[Exercise description] All of the data below must be repeated exactly.
-- Exercise materials start --
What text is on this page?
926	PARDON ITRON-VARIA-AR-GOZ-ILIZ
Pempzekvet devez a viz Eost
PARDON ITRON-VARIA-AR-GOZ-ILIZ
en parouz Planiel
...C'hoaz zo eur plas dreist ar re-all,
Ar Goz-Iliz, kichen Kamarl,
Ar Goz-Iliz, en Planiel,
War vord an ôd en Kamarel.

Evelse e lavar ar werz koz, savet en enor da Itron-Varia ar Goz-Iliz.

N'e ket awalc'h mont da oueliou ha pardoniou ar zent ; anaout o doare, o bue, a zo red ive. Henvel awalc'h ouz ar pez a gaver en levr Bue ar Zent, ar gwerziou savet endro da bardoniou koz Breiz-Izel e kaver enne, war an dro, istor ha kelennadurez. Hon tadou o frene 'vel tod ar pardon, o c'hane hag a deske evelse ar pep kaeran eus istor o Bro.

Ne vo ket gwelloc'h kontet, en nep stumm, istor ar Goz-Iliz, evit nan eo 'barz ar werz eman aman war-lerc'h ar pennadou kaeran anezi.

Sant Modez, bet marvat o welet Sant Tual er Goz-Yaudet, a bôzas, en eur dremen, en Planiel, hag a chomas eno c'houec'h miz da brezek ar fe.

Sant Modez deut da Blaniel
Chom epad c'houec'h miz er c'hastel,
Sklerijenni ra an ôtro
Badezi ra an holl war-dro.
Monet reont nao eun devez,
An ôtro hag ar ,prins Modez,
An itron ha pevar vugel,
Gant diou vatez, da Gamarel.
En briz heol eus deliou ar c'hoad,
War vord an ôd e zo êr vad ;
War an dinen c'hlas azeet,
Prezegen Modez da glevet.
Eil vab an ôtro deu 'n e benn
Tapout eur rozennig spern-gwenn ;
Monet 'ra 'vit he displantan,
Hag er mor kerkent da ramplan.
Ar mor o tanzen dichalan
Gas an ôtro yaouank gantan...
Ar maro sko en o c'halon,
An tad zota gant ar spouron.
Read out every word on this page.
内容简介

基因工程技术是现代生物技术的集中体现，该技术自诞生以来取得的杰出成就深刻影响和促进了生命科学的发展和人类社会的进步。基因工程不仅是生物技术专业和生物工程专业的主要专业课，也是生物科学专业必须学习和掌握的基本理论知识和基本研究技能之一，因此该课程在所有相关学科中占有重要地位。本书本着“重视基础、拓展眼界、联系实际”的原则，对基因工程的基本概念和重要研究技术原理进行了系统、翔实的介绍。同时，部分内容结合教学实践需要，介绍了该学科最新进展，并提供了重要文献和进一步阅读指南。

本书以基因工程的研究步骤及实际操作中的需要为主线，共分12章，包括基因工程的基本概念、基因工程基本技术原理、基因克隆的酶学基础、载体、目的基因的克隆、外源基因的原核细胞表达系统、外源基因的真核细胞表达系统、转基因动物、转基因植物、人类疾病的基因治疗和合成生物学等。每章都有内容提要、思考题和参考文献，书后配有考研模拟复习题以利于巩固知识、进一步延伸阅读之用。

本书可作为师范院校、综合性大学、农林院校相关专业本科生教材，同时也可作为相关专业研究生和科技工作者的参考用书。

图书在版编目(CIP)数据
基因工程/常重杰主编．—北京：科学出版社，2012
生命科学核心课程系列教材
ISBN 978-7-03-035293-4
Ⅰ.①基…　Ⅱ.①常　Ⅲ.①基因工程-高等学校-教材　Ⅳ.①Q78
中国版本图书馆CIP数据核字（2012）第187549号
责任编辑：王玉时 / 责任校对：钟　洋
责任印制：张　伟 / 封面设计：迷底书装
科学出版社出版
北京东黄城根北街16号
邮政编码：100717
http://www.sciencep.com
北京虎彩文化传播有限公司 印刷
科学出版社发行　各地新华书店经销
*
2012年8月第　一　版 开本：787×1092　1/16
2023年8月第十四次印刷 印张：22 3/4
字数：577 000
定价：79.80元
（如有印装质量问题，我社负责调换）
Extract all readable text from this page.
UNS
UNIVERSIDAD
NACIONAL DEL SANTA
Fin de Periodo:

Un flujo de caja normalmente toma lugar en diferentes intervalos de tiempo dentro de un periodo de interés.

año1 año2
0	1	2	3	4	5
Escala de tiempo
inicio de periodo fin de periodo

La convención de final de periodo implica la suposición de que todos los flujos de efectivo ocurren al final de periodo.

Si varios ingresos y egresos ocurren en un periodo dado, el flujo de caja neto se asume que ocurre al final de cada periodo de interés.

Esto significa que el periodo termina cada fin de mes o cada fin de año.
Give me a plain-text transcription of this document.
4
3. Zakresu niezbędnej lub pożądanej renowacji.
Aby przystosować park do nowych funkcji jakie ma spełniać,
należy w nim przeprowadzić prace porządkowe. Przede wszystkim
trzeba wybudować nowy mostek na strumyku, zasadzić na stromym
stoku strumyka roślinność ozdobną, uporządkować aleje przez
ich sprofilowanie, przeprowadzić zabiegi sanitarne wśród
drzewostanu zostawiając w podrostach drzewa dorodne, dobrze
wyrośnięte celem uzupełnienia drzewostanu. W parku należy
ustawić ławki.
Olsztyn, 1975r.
-- Exercise materials end --
[Task response]
What text is on this page?
926	PARDON ITRON-VARIA-AR-GOZ-ILIZ
Pempzekvet devez a viz Eost
PARDON ITRON-VARIA-AR-GOZ-ILIZ
en parouz Planiel
...C'hoaz zo eur plas dreist ar re-all,
Ar Goz-Iliz, kichen Kamarl,
Ar Goz-Iliz, en Planiel,
War vord an ôd en Kamarel.

Evelse e lavar ar werz koz, savet en enor da Itron-Varia ar Goz-Iliz.

N'e ket awalc'h mont da oueliou ha pardoniou ar zent ; anaout o doare, o bue, a zo red ive. Henvel awalc'h ouz ar pez a gaver en levr Bue ar Zent, ar gwerziou savet endro da bardoniou koz Breiz-Izel e kaver enne, war an dro, istor ha kelennadurez. Hon tadou o frene 'vel tod ar pardon, o c'hane hag a deske evelse ar pep kaeran eus istor o Bro.

Ne vo ket gwelloc'h kontet, en nep stumm, istor ar Goz-Iliz, evit nan eo 'barz ar werz eman aman war-lerc'h ar pennadou kaeran anezi.

Sant Modez, bet marvat o welet Sant Tual er Goz-Yaudet, a bôzas, en eur dremen, en Planiel, hag a chomas eno c'houec'h miz da brezek ar fe.

Sant Modez deut da Blaniel
Chom epad c'houec'h miz er c'hastel,
Sklerijenni ra an ôtro
Badezi ra an holl war-dro.
Monet reont nao eun devez,
An ôtro hag ar ,prins Modez,
An itron ha pevar vugel,
Gant diou vatez, da Gamarel.
En briz heol eus deliou ar c'hoad,
War vord an ôd e zo êr vad ;
War an dinen c'hlas azeet,
Prezegen Modez da glevet.
Eil vab an ôtro deu 'n e benn
Tapout eur rozennig spern-gwenn ;
Monet 'ra 'vit he displantan,
Hag er mor kerkent da ramplan.
Ar mor o tanzen dichalan
Gas an ôtro yaouank gantan...
Ar maro sko en o c'halon,
An tad zota gant ar spouron.
Read out every word on this page.
内容简介

基因工程技术是现代生物技术的集中体现，该技术自诞生以来取得的杰出成就深刻影响和促进了生命科学的发展和人类社会的进步。基因工程不仅是生物技术专业和生物工程专业的主要专业课，也是生物科学专业必须学习和掌握的基本理论知识和基本研究技能之一，因此该课程在所有相关学科中占有重要地位。本书本着“重视基础、拓展眼界、联系实际”的原则，对基因工程的基本概念和重要研究技术原理进行了系统、翔实的介绍。同时，部分内容结合教学实践需要，介绍了该学科最新进展，并提供了重要文献和进一步阅读指南。

本书以基因工程的研究步骤及实际操作中的需要为主线，共分12章，包括基因工程的基本概念、基因工程基本技术原理、基因克隆的酶学基础、载体、目的基因的克隆、外源基因的原核细胞表达系统、外源基因的真核细胞表达系统、转基因动物、转基因植物、人类疾病的基因治疗和合成生物学等。每章都有内容提要、思考题和参考文献，书后配有考研模拟复习题以利于巩固知识、进一步延伸阅读之用。

本书可作为师范院校、综合性大学、农林院校相关专业本科生教材，同时也可作为相关专业研究生和科技工作者的参考用书。

图书在版编目(CIP)数据
基因工程/常重杰主编．—北京：科学出版社，2012
生命科学核心课程系列教材
ISBN 978-7-03-035293-4
Ⅰ.①基…　Ⅱ.①常　Ⅲ.①基因工程-高等学校-教材　Ⅳ.①Q78
中国版本图书馆CIP数据核字（2012）第187549号
责任编辑：王玉时 / 责任校对：钟　洋
责任印制：张　伟 / 封面设计：迷底书装
科学出版社出版
北京东黄城根北街16号
邮政编码：100717
http://www.sciencep.com
北京虎彩文化传播有限公司 印刷
科学出版社发行　各地新华书店经销
*
2012年8月第　一　版 开本：787×1092　1/16
2023年8月第十四次印刷 印张：22 3/4
字数：577 000
定价：79.80元
（如有印装质量问题，我社负责调换）
Extract all readable text from this page.
UNS
UNIVERSIDAD
NACIONAL DEL SANTA
Fin de Periodo:

Un flujo de caja normalmente toma lugar en diferentes intervalos de tiempo dentro de un periodo de interés.

año1 año2
0	1	2	3	4	5
Escala de tiempo
inicio de periodo fin de periodo

La convención de final de periodo implica la suposición de que todos los flujos de efectivo ocurren al final de periodo.

Si varios ingresos y egresos ocurren en un periodo dado, el flujo de caja neto se asume que ocurre al final de cada periodo de interés.

Esto significa que el periodo termina cada fin de mes o cada fin de año.
Give me a plain-text transcription of this document.
4
3. Zakresu niezbędnej lub pożądanej renowacji.
Aby przystosować park do nowych funkcji jakie ma spełniać,
należy w nim przeprowadzić prace porządkowe. Przede wszystkim
trzeba wybudować nowy mostek na strumyku, zasadzić na stromym
stoku strumyka roślinność ozdobną, uporządkować aleje przez
ich sprofilowanie, przeprowadzić zabiegi sanitarne wśród
drzewostanu zostawiając w podrostach drzewa dorodne, dobrze
wyrośnięte celem uzupełnienia drzewostanu. W parku należy
ustawić ławki.
Olsztyn, 1975r.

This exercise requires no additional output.